* begin Data entries *

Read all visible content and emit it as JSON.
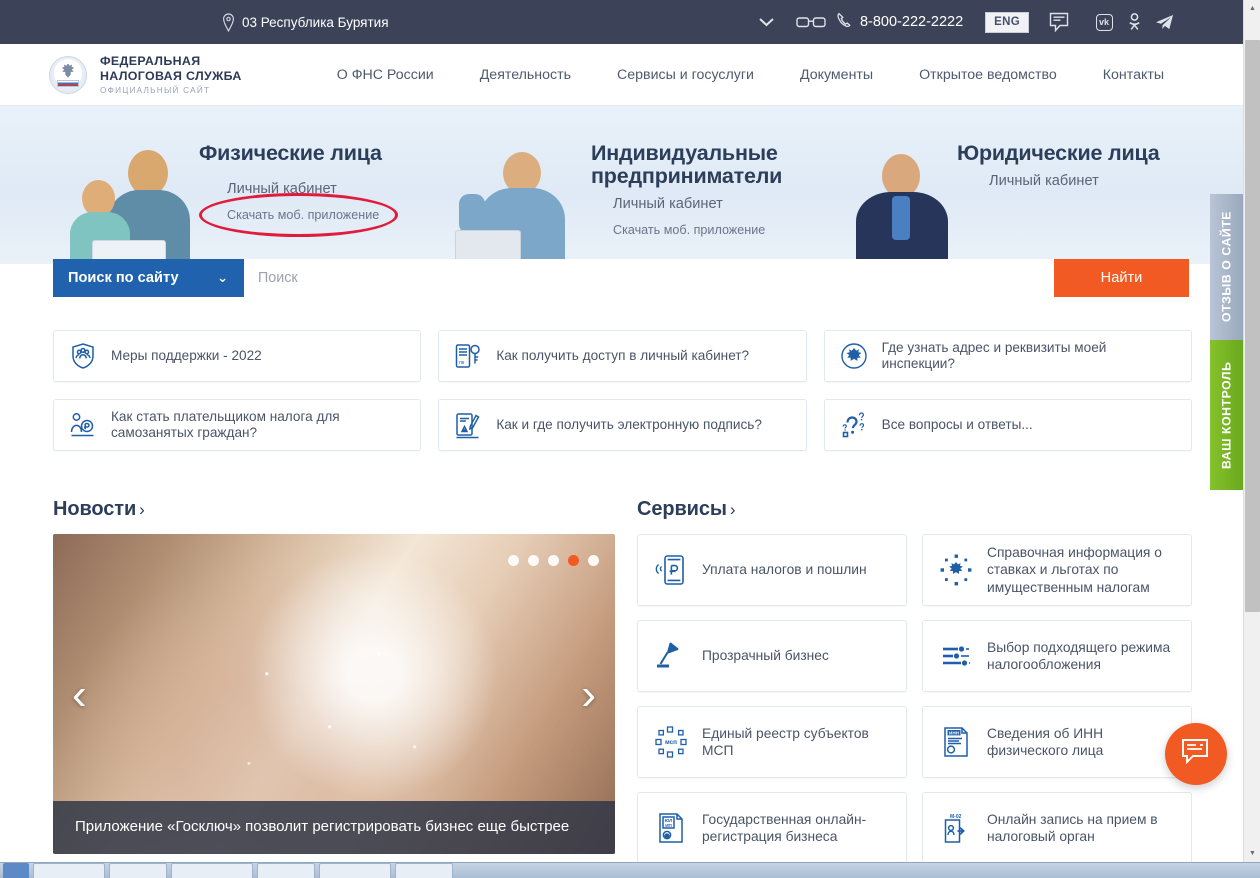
{
  "topbar": {
    "region": "03 Республика Бурятия",
    "phone": "8-800-222-2222",
    "lang_button": "ENG",
    "icons": {
      "pin": "location-pin-icon",
      "chevron": "chevron-down-icon",
      "glasses": "glasses-icon",
      "phone": "phone-icon",
      "message": "message-icon",
      "vk": "vk-icon",
      "ok": "odnoklassniki-icon",
      "telegram": "telegram-icon"
    }
  },
  "header": {
    "logo_line1": "ФЕДЕРАЛЬНАЯ",
    "logo_line2": "НАЛОГОВАЯ СЛУЖБА",
    "logo_sub": "ОФИЦИАЛЬНЫЙ САЙТ",
    "nav": [
      {
        "label": "О ФНС России"
      },
      {
        "label": "Деятельность"
      },
      {
        "label": "Сервисы и госуслуги"
      },
      {
        "label": "Документы"
      },
      {
        "label": "Открытое ведомство"
      },
      {
        "label": "Контакты"
      }
    ]
  },
  "hero": {
    "columns": [
      {
        "title": "Физические лица",
        "link": "Личный кабинет",
        "sub": "Скачать моб. приложение"
      },
      {
        "title": "Индивидуальные предприниматели",
        "link": "Личный кабинет",
        "sub": "Скачать моб. приложение"
      },
      {
        "title": "Юридические лица",
        "link": "Личный кабинет",
        "sub": ""
      }
    ],
    "annotation": {
      "shape": "ellipse",
      "color": "#e01b3c",
      "target": "Личный кабинет"
    }
  },
  "search": {
    "scope_label": "Поиск по сайту",
    "placeholder": "Поиск",
    "value": "",
    "button": "Найти",
    "button_color": "#f15a22",
    "scope_color": "#2062ad"
  },
  "quicklinks": [
    {
      "label": "Меры поддержки - 2022",
      "icon": "shield-people-icon"
    },
    {
      "label": "Как получить доступ в личный кабинет?",
      "icon": "key-card-icon"
    },
    {
      "label": "Где узнать адрес и реквизиты моей инспекции?",
      "icon": "emblem-circle-icon"
    },
    {
      "label": "Как стать плательщиком налога для самозанятых граждан?",
      "icon": "person-ruble-icon"
    },
    {
      "label": "Как и где получить электронную подпись?",
      "icon": "signature-doc-icon"
    },
    {
      "label": "Все вопросы и ответы...",
      "icon": "question-marks-icon"
    }
  ],
  "news": {
    "title": "Новости",
    "arrow": "›",
    "caption": "Приложение «Госключ» позволит регистрировать бизнес еще быстрее",
    "slides_total": 5,
    "active_slide": 4,
    "prev_arrow": "‹",
    "next_arrow": "›"
  },
  "services": {
    "title": "Сервисы",
    "arrow": "›",
    "items": [
      {
        "label": "Уплата налогов и пошлин",
        "icon": "phone-ruble-icon"
      },
      {
        "label": "Справочная информация о ставках и льготах по имущественным налогам",
        "icon": "emblem-network-icon"
      },
      {
        "label": "Прозрачный бизнес",
        "icon": "desk-lamp-icon"
      },
      {
        "label": "Выбор подходящего режима налогообложения",
        "icon": "sliders-icon"
      },
      {
        "label": "Единый реестр субъектов МСП",
        "icon": "msp-network-icon"
      },
      {
        "label": "Сведения об ИНН физического лица",
        "icon": "inn-document-icon"
      },
      {
        "label": "Государственная онлайн-регистрация бизнеса",
        "icon": "ul-ip-document-icon"
      },
      {
        "label": "Онлайн запись на прием в налоговый орган",
        "icon": "appointment-door-icon"
      }
    ]
  },
  "sidetabs": [
    {
      "label": "ОТЗЫВ О САЙТЕ",
      "color": "#a7b4c7"
    },
    {
      "label": "ВАШ КОНТРОЛЬ",
      "color": "#7ab824"
    }
  ],
  "fab": {
    "icon": "chat-bubble-icon",
    "color": "#f15a22"
  },
  "scrollbar": {
    "up": "▲",
    "down": "▼"
  }
}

* end Data entries *

Work to do -
From the records above, pick out and copy each line holding the word "Сервисы".

Output of the exercise -
        "label": "Сервисы и госуслуги"
    "title": "Сервисы",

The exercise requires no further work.